— Start Data for this exercise —
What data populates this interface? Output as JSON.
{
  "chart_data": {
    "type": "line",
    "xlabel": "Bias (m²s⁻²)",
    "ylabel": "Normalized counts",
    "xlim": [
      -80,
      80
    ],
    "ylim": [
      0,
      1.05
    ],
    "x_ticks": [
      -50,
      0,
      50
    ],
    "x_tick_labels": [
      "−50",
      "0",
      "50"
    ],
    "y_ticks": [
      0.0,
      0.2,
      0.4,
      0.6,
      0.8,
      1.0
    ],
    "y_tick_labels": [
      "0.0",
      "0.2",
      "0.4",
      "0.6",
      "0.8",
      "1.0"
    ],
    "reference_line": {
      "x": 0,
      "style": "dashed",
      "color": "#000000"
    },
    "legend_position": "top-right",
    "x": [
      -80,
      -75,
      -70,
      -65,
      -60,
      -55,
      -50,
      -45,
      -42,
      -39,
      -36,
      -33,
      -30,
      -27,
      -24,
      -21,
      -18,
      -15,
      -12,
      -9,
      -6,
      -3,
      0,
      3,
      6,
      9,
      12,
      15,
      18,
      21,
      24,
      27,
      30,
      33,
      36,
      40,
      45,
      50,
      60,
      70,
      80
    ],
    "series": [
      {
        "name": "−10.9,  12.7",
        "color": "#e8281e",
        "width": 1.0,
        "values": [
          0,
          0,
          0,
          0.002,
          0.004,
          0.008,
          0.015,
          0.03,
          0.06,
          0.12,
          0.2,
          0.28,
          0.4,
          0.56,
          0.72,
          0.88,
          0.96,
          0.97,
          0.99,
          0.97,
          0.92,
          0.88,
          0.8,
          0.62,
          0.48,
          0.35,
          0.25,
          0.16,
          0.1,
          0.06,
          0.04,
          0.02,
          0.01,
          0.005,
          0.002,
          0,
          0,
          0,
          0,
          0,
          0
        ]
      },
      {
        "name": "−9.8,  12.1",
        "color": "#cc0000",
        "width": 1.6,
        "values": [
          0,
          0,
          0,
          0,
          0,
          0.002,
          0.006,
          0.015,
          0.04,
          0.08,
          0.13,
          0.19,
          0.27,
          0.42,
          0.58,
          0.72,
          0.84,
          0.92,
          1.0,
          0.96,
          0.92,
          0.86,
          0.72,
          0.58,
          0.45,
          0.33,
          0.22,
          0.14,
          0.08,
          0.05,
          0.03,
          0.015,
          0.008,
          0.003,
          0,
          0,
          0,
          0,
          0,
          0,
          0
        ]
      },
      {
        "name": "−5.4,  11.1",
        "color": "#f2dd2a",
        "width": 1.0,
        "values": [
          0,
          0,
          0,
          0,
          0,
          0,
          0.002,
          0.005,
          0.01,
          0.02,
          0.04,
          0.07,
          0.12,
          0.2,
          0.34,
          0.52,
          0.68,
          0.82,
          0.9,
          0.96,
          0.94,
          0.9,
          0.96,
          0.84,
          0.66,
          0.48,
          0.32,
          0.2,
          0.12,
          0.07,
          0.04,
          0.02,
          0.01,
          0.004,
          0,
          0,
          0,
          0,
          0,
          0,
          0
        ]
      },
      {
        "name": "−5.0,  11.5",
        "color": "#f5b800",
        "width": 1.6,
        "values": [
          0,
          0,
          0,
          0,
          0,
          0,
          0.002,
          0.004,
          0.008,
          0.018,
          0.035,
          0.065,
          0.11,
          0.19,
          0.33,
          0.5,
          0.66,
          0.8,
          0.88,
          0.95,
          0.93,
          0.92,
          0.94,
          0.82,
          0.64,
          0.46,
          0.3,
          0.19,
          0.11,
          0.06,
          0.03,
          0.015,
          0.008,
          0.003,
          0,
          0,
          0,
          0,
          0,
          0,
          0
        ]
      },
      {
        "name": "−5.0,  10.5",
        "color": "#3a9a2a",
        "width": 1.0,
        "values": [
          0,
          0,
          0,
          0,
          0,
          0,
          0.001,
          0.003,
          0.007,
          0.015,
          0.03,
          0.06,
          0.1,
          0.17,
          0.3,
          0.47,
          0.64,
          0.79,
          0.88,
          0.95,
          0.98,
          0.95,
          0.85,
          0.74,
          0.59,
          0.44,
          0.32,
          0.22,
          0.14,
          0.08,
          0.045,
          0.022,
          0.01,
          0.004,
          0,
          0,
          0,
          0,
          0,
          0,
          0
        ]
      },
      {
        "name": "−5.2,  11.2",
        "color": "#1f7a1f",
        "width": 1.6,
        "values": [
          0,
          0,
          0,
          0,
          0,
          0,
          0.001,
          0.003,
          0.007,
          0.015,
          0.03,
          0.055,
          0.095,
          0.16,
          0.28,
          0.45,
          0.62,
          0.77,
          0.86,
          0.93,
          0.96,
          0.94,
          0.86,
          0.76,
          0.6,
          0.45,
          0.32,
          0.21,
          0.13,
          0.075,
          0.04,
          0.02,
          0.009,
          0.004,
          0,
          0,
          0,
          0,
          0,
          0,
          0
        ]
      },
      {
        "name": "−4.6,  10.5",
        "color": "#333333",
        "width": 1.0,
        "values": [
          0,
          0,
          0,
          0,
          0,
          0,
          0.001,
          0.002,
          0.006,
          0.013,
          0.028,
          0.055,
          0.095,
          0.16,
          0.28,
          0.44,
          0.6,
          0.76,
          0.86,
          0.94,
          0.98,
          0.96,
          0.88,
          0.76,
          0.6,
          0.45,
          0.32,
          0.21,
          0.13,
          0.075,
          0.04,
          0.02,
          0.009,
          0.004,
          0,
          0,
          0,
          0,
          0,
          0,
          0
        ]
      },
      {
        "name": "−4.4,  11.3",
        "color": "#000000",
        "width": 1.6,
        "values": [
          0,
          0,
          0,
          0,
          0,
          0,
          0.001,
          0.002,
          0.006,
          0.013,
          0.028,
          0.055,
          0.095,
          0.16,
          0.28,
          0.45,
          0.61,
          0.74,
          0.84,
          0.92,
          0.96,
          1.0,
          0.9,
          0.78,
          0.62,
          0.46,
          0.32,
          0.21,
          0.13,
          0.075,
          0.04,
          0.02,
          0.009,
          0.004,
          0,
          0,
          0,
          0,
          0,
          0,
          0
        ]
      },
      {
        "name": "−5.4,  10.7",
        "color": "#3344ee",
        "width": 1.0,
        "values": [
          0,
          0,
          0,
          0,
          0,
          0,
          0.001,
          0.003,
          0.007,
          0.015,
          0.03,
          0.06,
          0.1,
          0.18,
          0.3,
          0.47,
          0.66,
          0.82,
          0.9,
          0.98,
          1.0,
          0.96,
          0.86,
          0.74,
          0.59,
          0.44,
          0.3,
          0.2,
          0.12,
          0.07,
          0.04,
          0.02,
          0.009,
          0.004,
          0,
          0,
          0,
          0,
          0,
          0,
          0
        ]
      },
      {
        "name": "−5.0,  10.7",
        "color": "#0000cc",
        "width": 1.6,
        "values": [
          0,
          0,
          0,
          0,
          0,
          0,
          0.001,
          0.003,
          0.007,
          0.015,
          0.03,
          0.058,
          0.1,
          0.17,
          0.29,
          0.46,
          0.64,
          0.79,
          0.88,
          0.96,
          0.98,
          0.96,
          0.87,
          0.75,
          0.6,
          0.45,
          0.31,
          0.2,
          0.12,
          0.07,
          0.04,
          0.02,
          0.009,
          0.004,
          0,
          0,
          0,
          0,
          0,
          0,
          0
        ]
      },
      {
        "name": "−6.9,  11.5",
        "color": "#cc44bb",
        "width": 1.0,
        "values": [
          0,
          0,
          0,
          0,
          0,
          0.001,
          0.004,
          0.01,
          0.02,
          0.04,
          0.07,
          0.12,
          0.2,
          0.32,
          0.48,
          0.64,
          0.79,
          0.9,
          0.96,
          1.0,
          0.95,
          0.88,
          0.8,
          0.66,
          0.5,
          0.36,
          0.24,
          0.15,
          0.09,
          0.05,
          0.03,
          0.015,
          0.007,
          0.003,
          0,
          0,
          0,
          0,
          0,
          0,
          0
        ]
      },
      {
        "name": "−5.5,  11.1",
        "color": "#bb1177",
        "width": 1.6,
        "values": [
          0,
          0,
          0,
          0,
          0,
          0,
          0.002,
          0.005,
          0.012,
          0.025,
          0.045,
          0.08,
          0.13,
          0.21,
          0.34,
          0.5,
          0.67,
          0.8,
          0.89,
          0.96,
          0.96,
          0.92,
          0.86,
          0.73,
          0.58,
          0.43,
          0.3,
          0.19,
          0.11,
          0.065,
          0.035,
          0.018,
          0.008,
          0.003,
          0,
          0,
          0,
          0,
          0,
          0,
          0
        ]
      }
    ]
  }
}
— End Data for this exercise —
• Work required
Provide solely the number of lines in the data that include the word "name".

• Answer to the problem
12